Material for this exercise.
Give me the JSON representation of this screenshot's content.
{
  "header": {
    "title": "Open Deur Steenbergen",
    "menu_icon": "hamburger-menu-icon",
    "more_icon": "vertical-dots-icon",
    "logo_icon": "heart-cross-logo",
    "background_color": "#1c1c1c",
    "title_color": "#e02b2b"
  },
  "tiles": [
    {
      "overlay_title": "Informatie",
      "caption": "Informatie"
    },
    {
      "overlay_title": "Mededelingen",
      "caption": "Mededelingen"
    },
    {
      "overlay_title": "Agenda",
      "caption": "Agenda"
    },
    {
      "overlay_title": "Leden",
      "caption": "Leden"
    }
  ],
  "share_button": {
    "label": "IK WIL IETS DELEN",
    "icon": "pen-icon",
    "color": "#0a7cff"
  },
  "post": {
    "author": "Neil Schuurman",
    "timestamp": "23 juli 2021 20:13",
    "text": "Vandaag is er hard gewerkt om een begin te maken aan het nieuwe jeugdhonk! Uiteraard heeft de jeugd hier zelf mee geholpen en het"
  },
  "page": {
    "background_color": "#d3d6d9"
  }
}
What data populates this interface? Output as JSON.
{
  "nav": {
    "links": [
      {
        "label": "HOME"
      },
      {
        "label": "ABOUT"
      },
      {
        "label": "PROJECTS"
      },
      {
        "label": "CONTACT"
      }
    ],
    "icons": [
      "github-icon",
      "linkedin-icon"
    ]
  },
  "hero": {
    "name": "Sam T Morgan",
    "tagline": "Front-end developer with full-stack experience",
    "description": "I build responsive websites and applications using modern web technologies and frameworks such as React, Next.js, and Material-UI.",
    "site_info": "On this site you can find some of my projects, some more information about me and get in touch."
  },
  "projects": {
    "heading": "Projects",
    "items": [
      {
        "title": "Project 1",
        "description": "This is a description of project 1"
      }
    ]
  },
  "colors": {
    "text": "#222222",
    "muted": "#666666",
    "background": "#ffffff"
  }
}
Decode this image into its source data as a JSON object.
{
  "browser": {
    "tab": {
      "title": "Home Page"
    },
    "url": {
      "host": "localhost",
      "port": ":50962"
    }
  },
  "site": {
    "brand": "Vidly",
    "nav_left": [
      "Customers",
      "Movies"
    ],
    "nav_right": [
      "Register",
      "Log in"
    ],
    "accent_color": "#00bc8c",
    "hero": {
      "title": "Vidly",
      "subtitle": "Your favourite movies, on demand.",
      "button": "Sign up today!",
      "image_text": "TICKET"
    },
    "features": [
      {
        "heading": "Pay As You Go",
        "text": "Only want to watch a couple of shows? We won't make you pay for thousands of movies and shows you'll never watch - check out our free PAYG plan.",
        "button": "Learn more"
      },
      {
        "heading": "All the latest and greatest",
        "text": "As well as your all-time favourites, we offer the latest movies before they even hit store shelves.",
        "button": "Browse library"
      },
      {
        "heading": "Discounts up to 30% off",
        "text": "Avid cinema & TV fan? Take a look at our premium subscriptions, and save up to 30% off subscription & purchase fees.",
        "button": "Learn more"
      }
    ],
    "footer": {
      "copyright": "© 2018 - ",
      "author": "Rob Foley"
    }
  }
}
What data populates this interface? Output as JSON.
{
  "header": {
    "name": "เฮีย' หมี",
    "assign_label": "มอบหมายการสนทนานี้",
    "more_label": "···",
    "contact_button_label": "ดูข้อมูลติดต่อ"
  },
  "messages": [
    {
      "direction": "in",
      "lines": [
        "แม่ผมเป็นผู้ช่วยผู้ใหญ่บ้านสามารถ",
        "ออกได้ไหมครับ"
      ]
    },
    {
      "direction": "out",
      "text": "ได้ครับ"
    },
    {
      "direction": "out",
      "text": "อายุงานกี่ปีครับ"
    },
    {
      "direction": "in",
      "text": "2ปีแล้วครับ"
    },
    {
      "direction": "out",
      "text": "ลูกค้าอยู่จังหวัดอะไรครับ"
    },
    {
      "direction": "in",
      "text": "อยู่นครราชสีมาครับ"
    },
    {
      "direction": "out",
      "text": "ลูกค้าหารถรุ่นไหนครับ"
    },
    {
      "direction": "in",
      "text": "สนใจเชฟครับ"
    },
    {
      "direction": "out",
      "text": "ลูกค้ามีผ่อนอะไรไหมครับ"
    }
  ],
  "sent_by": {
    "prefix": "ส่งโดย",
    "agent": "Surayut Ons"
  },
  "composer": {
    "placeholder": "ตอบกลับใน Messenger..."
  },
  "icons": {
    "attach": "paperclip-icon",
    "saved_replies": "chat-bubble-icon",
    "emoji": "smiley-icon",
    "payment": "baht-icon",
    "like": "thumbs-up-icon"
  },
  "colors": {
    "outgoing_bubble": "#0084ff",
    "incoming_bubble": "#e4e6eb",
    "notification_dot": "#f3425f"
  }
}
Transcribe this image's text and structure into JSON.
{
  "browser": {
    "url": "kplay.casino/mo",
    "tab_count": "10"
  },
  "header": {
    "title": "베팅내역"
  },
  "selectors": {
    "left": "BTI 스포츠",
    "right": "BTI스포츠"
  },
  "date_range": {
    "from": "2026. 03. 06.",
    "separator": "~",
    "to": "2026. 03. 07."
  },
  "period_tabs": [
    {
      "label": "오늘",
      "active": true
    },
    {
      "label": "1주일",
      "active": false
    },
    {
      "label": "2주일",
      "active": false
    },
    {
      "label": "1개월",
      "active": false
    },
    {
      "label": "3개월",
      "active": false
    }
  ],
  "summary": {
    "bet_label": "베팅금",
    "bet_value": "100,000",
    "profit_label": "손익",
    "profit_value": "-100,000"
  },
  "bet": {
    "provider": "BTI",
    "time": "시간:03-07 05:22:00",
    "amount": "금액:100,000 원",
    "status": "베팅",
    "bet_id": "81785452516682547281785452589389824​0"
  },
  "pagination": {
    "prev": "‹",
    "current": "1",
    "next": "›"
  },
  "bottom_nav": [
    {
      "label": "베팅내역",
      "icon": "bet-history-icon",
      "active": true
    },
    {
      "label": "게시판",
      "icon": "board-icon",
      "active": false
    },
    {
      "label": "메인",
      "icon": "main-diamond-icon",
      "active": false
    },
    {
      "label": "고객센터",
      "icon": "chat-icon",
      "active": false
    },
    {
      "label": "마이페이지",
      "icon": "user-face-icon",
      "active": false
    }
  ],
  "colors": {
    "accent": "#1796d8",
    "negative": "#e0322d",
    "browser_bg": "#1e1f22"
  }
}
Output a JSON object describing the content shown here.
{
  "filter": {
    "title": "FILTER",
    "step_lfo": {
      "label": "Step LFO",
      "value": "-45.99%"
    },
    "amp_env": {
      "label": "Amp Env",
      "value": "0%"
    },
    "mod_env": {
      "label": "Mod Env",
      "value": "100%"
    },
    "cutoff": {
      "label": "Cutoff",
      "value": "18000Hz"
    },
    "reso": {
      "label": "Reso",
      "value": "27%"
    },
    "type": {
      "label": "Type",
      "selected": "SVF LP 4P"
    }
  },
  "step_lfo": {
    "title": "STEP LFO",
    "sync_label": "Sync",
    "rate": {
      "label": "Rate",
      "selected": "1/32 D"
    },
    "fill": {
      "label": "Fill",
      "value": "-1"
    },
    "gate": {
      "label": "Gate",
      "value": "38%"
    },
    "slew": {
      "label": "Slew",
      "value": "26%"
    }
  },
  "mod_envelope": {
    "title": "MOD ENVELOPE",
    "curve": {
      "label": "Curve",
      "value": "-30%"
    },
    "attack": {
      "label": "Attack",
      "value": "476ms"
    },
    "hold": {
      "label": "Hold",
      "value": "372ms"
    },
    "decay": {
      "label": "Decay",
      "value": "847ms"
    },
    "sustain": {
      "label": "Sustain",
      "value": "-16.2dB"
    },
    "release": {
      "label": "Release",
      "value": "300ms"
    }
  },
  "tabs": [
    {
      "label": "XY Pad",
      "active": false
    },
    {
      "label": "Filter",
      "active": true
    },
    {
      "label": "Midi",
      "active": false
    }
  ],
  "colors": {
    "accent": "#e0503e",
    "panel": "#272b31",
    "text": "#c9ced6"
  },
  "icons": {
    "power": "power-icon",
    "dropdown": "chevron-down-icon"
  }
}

Directions.
Each line that has the word "chat" should be copied.

Result of the exercise.
    "saved_replies": "chat-bubble-icon",
      "icon": "chat-icon",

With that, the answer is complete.